### WORK TO BE COMPLETED
Determine how many lines contain the string "Function" and reply with that number alone.

### DATASET RECORDS
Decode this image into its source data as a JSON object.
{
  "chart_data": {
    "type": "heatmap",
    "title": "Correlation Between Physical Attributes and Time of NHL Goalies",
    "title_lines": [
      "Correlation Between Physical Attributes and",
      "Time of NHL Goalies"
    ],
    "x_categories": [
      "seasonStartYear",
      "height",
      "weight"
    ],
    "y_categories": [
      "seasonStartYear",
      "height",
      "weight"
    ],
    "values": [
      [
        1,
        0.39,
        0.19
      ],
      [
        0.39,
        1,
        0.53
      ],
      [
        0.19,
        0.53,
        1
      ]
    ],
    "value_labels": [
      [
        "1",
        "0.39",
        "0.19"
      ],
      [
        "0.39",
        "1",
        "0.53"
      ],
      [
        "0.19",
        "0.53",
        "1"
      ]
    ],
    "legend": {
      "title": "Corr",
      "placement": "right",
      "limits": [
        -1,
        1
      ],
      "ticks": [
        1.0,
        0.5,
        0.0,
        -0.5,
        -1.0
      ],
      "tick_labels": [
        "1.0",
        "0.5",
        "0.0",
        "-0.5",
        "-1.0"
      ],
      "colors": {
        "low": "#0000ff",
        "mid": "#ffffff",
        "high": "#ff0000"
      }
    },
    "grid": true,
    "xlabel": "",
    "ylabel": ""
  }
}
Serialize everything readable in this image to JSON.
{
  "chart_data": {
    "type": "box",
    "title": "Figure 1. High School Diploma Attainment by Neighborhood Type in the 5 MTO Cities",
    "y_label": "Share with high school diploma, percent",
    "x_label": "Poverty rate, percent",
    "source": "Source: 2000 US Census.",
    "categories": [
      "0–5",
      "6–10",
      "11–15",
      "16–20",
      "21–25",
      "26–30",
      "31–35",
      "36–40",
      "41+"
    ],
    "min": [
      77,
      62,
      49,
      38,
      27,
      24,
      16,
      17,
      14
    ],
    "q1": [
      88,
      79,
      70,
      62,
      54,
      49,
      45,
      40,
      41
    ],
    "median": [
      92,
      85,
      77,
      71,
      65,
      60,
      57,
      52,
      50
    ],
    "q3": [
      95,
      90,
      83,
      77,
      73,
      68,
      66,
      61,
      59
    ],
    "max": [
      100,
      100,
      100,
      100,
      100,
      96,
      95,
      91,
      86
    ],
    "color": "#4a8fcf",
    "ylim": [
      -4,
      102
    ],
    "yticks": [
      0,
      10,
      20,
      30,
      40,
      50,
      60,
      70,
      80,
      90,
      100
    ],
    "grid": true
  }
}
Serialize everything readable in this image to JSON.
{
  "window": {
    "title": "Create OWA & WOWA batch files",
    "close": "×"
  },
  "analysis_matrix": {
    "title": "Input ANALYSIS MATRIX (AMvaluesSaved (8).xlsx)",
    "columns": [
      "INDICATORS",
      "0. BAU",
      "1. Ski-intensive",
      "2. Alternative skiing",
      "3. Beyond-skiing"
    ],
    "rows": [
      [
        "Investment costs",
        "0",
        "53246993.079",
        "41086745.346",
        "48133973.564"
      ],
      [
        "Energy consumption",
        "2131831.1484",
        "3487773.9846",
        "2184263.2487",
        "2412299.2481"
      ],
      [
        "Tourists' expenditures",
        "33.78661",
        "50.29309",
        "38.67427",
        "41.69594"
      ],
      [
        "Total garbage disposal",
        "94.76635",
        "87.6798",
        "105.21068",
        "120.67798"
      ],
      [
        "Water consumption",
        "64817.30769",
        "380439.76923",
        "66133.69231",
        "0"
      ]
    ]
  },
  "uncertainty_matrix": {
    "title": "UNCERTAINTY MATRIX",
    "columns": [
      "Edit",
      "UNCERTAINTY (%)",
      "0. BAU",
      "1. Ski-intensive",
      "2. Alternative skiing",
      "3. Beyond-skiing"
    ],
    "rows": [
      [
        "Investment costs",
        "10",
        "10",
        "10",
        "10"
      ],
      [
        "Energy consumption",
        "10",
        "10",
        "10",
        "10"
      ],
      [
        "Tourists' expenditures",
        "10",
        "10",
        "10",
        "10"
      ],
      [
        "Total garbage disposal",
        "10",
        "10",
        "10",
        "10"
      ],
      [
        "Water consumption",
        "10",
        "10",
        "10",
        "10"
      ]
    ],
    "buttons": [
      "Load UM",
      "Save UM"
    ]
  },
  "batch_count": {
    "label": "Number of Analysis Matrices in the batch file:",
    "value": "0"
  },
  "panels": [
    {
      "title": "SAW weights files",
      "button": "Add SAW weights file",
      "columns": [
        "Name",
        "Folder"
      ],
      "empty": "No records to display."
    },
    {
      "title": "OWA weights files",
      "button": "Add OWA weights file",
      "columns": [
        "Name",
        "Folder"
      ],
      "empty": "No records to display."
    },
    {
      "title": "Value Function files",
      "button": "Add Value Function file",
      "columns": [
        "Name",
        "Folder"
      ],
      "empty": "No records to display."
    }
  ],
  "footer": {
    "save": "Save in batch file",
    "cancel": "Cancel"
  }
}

### EXERCISE RESPONSE
2